┏━━

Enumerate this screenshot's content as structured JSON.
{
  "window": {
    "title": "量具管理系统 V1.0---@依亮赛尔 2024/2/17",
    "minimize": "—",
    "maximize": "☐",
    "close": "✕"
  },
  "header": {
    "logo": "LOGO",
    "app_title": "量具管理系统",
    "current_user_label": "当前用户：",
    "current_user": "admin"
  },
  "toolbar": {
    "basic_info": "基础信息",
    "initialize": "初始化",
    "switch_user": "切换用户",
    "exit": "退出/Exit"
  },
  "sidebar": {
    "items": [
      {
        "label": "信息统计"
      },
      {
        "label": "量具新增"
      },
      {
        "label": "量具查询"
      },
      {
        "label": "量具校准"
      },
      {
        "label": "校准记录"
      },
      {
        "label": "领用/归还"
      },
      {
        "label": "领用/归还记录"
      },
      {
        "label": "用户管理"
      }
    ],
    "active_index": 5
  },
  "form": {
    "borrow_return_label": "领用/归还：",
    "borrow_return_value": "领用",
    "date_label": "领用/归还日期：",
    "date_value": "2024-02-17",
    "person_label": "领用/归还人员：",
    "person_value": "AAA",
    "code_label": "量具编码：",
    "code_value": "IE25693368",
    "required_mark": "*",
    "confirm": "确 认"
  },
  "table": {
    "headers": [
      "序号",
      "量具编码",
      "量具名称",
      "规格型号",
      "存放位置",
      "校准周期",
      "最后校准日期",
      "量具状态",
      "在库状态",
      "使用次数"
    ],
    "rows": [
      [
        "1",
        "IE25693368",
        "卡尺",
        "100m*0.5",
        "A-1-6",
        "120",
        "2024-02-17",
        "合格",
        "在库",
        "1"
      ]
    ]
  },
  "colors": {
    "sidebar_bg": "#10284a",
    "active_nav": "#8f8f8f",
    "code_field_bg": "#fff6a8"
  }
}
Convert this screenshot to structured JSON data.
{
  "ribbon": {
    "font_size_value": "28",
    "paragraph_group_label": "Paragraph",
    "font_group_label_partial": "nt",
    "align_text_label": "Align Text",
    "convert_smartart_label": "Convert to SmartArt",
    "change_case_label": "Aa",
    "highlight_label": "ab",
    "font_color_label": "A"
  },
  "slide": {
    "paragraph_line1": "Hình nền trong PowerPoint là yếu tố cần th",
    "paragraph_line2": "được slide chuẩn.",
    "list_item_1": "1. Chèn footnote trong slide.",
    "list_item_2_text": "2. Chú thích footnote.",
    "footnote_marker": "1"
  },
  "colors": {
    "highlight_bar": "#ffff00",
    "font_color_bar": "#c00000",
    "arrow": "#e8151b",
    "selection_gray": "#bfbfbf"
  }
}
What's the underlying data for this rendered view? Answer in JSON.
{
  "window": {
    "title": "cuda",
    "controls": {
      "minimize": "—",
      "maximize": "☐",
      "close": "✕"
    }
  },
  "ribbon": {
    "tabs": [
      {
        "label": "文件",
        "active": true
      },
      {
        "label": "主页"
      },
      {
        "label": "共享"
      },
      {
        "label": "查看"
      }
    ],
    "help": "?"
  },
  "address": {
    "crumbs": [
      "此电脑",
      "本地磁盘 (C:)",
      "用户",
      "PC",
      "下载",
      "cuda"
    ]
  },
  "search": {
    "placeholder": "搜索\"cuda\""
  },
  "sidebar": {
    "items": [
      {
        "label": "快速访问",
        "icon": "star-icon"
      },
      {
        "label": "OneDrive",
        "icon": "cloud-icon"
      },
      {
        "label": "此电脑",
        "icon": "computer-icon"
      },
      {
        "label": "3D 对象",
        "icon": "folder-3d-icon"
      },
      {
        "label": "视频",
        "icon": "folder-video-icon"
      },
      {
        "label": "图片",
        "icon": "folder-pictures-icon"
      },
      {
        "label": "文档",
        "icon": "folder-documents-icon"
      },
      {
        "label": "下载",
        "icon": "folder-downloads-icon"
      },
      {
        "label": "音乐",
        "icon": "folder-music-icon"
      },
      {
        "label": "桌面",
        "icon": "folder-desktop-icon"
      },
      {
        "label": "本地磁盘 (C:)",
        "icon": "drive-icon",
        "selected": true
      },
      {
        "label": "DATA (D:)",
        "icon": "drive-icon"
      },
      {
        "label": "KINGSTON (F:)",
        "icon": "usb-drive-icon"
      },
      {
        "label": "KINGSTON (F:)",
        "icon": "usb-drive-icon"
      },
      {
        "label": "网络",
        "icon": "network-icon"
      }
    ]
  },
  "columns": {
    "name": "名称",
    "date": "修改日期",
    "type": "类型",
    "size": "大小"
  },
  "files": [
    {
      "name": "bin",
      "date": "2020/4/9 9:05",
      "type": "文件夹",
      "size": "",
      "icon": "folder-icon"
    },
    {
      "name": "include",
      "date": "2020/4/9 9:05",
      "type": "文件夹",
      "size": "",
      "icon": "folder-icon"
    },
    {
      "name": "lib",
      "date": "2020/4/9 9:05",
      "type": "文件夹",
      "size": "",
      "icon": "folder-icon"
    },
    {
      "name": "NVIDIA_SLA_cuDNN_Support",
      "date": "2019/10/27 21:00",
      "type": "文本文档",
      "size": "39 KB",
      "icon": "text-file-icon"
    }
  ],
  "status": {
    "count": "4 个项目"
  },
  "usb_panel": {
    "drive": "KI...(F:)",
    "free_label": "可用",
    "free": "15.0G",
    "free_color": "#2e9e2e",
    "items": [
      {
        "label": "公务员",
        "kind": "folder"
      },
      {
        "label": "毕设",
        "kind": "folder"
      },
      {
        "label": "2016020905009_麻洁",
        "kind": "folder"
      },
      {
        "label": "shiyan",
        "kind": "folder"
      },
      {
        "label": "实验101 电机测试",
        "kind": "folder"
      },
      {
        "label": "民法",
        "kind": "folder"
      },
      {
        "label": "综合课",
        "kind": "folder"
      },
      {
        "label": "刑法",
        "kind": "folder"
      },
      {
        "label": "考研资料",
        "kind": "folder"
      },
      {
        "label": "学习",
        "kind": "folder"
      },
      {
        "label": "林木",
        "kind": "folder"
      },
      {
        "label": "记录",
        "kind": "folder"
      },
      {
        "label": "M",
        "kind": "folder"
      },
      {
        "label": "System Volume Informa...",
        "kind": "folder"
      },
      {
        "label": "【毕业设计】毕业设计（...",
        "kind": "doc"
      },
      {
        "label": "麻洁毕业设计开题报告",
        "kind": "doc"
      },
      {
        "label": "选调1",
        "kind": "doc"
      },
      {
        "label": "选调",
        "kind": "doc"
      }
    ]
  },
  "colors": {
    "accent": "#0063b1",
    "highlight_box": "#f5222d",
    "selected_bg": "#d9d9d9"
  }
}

┗━━

◆ GOAL
Examine the records and pull out every line where the string "trong" occurs.

◆ REPLY TO THE EXERCISE
    "paragraph_line1": "Hình nền trong PowerPoint là yếu tố cần th",
    "list_item_1": "1. Chèn footnote trong slide.",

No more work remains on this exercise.